__TASK MATERIAL__
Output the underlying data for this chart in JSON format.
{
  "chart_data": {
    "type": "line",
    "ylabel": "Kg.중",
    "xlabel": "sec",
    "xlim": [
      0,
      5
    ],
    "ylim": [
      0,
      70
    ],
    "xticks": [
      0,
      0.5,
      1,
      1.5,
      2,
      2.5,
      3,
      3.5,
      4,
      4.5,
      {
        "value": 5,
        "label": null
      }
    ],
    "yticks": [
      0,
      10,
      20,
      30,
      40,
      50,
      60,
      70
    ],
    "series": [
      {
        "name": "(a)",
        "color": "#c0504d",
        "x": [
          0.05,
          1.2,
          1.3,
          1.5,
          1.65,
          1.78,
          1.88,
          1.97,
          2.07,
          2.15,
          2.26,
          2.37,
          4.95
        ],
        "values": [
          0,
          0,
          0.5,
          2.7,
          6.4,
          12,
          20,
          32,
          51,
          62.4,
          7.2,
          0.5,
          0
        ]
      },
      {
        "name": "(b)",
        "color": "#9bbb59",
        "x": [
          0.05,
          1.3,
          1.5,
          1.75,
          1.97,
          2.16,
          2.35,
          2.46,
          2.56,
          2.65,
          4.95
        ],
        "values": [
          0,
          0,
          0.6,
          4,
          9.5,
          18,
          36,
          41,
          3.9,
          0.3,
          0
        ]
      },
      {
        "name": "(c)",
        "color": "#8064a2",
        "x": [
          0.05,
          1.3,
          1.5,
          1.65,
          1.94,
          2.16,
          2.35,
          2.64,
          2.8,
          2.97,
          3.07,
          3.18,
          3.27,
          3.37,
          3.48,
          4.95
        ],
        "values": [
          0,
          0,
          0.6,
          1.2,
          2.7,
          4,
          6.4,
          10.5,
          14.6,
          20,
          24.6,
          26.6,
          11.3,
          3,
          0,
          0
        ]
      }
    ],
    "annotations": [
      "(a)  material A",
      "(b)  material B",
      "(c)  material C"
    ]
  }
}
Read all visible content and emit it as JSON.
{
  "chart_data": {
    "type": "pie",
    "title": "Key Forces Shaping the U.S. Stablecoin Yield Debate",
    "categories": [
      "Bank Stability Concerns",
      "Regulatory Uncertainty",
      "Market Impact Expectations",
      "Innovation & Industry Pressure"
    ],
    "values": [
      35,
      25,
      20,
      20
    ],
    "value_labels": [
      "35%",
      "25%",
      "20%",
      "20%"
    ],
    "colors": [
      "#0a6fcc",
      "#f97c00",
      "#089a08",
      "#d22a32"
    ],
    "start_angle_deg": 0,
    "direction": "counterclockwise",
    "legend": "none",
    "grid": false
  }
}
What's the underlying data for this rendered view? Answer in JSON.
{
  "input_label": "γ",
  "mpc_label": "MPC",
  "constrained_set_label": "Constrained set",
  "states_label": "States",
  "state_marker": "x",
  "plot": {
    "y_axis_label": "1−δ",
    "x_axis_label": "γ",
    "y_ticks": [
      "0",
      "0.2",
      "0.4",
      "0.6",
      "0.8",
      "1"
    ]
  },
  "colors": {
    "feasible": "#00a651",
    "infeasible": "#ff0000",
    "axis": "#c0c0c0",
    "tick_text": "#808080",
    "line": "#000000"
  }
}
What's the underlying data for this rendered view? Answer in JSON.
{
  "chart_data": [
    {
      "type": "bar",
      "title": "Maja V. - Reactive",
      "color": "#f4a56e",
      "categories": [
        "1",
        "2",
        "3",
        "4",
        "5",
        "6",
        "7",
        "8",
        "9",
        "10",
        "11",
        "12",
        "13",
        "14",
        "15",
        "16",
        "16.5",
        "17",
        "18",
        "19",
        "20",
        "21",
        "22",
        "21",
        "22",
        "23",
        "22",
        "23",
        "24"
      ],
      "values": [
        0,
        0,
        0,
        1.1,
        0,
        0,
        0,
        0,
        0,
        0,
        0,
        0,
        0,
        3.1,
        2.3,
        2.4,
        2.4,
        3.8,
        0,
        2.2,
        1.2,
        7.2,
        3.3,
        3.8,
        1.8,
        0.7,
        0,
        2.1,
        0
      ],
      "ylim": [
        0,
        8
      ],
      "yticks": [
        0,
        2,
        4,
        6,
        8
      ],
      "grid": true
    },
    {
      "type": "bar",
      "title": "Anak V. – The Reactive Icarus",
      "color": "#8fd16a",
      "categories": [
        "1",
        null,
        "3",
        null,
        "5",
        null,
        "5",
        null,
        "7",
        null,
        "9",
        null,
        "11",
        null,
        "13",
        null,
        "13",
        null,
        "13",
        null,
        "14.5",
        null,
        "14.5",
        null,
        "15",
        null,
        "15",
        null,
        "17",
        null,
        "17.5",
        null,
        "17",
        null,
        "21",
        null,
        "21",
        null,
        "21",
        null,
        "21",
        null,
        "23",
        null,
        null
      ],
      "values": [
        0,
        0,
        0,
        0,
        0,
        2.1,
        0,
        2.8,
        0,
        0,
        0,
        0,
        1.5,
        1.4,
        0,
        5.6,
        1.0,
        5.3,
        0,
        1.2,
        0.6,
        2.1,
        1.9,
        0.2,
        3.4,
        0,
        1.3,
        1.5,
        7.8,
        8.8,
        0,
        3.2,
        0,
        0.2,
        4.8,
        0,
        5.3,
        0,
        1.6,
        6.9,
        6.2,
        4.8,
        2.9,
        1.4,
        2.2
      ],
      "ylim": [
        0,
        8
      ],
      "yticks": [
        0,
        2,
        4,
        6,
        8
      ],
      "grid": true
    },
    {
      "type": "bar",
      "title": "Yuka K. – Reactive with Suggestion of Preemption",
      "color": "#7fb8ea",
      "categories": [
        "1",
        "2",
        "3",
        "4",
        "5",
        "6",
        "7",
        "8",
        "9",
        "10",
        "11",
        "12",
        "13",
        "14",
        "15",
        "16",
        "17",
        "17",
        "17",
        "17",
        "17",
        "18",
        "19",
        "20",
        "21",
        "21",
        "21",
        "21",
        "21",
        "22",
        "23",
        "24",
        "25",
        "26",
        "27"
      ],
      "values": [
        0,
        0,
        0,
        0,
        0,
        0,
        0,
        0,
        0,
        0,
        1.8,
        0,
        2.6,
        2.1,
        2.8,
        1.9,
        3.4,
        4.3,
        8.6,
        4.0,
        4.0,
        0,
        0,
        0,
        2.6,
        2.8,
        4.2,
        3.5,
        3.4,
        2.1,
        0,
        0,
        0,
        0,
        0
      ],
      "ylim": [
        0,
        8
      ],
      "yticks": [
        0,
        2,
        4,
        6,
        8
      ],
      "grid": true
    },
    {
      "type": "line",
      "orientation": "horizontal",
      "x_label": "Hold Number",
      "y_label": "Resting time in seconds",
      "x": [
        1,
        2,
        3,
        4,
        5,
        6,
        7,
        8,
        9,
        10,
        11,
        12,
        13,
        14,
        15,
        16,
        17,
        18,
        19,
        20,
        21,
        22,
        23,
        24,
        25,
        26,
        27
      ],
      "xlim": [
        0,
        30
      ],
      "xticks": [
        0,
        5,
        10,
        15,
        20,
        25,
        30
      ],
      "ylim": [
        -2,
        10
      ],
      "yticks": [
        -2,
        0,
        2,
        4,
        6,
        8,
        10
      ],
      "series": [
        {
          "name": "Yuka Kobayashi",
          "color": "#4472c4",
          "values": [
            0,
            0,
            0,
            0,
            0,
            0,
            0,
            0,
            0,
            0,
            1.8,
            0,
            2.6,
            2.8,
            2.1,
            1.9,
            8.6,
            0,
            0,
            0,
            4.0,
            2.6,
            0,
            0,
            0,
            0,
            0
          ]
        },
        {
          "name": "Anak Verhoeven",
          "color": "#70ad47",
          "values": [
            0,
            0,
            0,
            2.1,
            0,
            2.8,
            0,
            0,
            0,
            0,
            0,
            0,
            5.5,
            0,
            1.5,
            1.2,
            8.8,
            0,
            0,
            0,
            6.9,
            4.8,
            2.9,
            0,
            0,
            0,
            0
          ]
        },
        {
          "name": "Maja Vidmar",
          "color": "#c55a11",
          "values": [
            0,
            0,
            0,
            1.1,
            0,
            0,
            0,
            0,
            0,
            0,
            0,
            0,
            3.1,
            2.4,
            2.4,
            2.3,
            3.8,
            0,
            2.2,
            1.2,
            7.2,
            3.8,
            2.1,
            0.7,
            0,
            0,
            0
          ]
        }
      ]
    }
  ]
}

__EXERCISE DESCRIPTION__
Where a line holds "JSON", copy it out.

__RESULT OF THIS TASK__
Output the underlying data for this chart in JSON format.
Read all visible content and emit it as JSON.
What's the underlying data for this rendered view? Answer in JSON.
What's the underlying data for this rendered view? Answer in JSON.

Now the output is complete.